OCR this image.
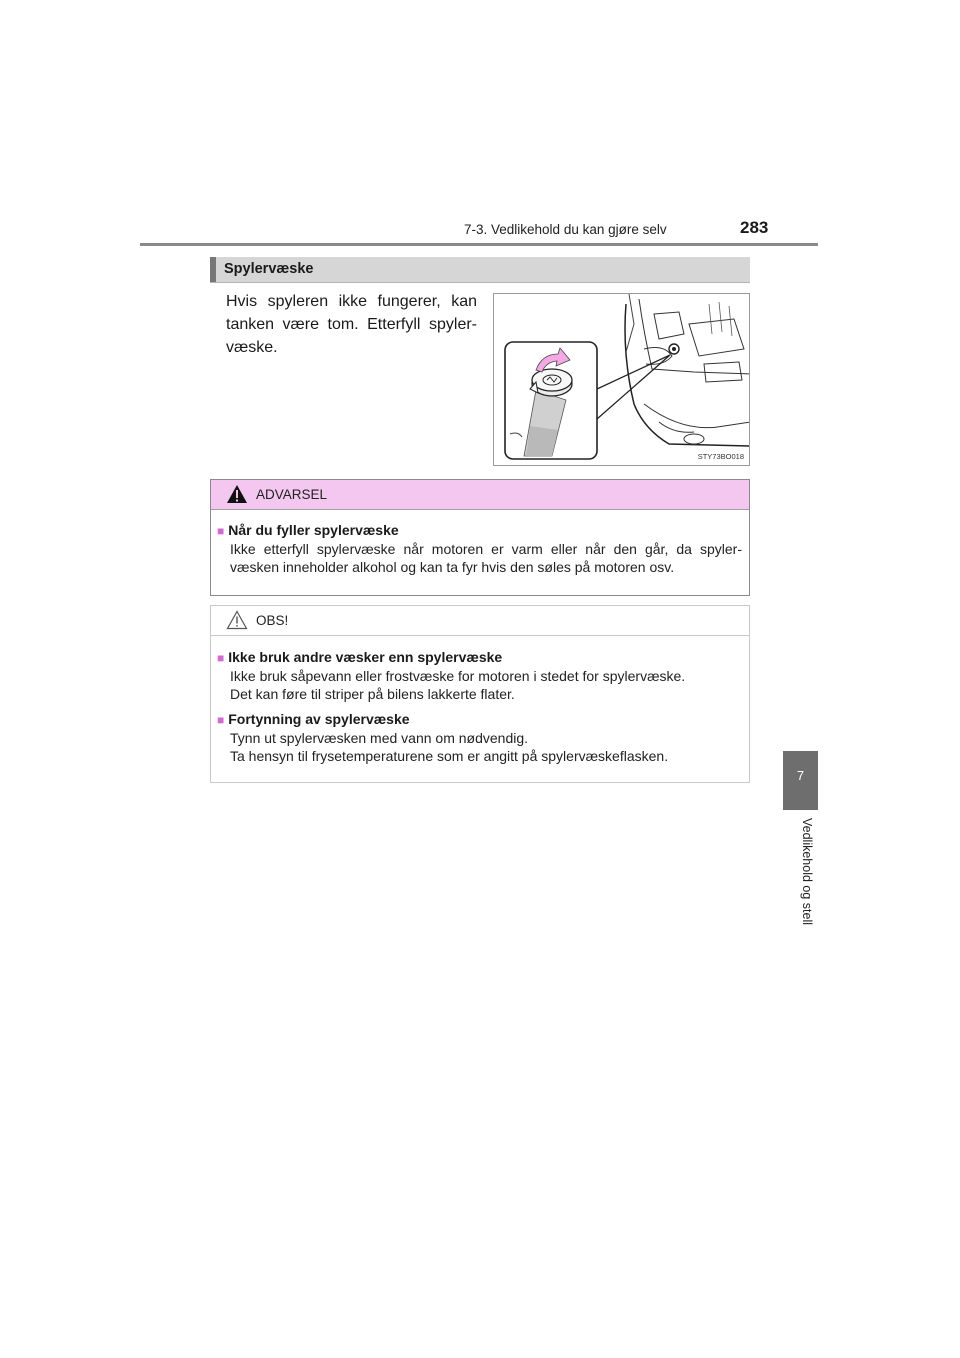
7-3. Vedlikehold du kan gjøre selv	283
7
Vedlikehold og stell
Spylervæske

Hvis spyleren ikke fungerer, kan tanken være tom. Etterfyll spyler- væske.

STY73BO018
ADVARSEL
■ Når du fyller spylervæske
Ikke etterfyll spylervæske når motoren er varm eller når den går, da spyler- væsken inneholder alkohol og kan ta fyr hvis den søles på motoren osv.
OBS!
■ Ikke bruk andre væsker enn spylervæske
Ikke bruk såpevann eller frostvæske for motoren i stedet for spylervæske.
Det kan føre til striper på bilens lakkerte flater.
■ Fortynning av spylervæske
Tynn ut spylervæsken med vann om nødvendig.
Ta hensyn til frysetemperaturene som er angitt på spylervæskeflasken.
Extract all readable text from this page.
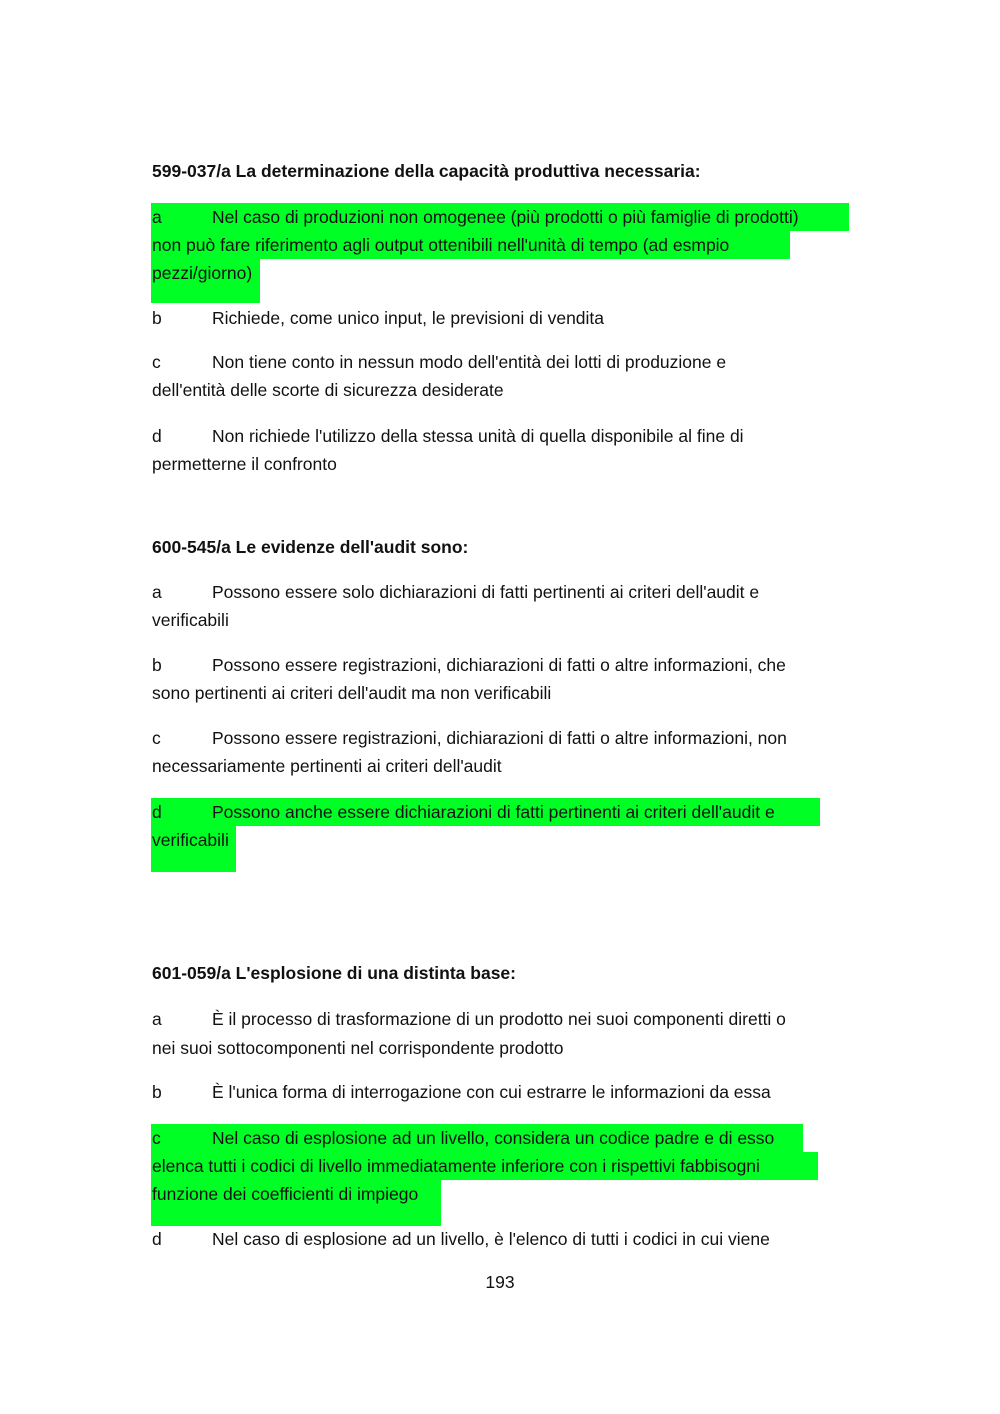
599-037/a La determinazione della capacità produttiva necessaria:
a	Nel caso di produzioni non omogenee (più prodotti o più famiglie di prodotti)
non può fare riferimento agli output ottenibili nell'unità di tempo (ad esmpio
pezzi/giorno)
b	Richiede, come unico input, le previsioni di vendita
c	Non tiene conto in nessun modo dell'entità dei lotti di produzione e
dell'entità delle scorte di sicurezza desiderate
d	Non richiede l'utilizzo della stessa unità di quella disponibile al fine di
permetterne il confronto
600-545/a Le evidenze dell'audit sono:
a	Possono essere solo dichiarazioni di fatti pertinenti ai criteri dell'audit e
verificabili
b	Possono essere registrazioni, dichiarazioni di fatti o altre informazioni, che
sono pertinenti ai criteri dell'audit ma non verificabili
c	Possono essere registrazioni, dichiarazioni di fatti o altre informazioni, non
necessariamente pertinenti ai criteri dell'audit
d	Possono anche essere dichiarazioni di fatti pertinenti ai criteri dell'audit e
verificabili
601-059/a L'esplosione di una distinta base:
a	È il processo di trasformazione di un prodotto nei suoi componenti diretti o
nei suoi sottocomponenti nel corrispondente prodotto
b	È l'unica forma di interrogazione con cui estrarre le informazioni da essa
c	Nel caso di esplosione ad un livello, considera un codice padre e di esso
elenca tutti i codici di livello immediatamente inferiore con i rispettivi fabbisogni
funzione dei coefficienti di impiego
d	Nel caso di esplosione ad un livello, è l'elenco di tutti i codici in cui viene
193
════════
### Your goal:
Repeat the records above exactly, leaving out any pictures they contain.

### Answer to the task:
OCR this image.
7-3. Vedlikehold du kan gjøre selv	283
7
Vedlikehold og stell
Spylervæske

Hvis spyleren ikke fungerer, kan tanken være tom. Etterfyll spyler- væske.

STY73BO018
ADVARSEL
■ Når du fyller spylervæske
Ikke etterfyll spylervæske når motoren er varm eller når den går, da spyler- væsken inneholder alkohol og kan ta fyr hvis den søles på motoren osv.
OBS!
■ Ikke bruk andre væsker enn spylervæske
Ikke bruk såpevann eller frostvæske for motoren i stedet for spylervæske.
Det kan føre til striper på bilens lakkerte flater.
■ Fortynning av spylervæske
Tynn ut spylervæsken med vann om nødvendig.
Ta hensyn til frysetemperaturene som er angitt på spylervæskeflasken.
Extract all readable text from this page.
599-037/a La determinazione della capacità produttiva necessaria:
a	Nel caso di produzioni non omogenee (più prodotti o più famiglie di prodotti)
non può fare riferimento agli output ottenibili nell'unità di tempo (ad esmpio
pezzi/giorno)
b	Richiede, come unico input, le previsioni di vendita
c	Non tiene conto in nessun modo dell'entità dei lotti di produzione e
dell'entità delle scorte di sicurezza desiderate
d	Non richiede l'utilizzo della stessa unità di quella disponibile al fine di
permetterne il confronto
600-545/a Le evidenze dell'audit sono:
a	Possono essere solo dichiarazioni di fatti pertinenti ai criteri dell'audit e
verificabili
b	Possono essere registrazioni, dichiarazioni di fatti o altre informazioni, che
sono pertinenti ai criteri dell'audit ma non verificabili
c	Possono essere registrazioni, dichiarazioni di fatti o altre informazioni, non
necessariamente pertinenti ai criteri dell'audit
d	Possono anche essere dichiarazioni di fatti pertinenti ai criteri dell'audit e
verificabili
601-059/a L'esplosione di una distinta base:
a	È il processo di trasformazione di un prodotto nei suoi componenti diretti o
nei suoi sottocomponenti nel corrispondente prodotto
b	È l'unica forma di interrogazione con cui estrarre le informazioni da essa
c	Nel caso di esplosione ad un livello, considera un codice padre e di esso
elenca tutti i codici di livello immediatamente inferiore con i rispettivi fabbisogni
funzione dei coefficienti di impiego
d	Nel caso di esplosione ad un livello, è l'elenco di tutti i codici in cui viene
193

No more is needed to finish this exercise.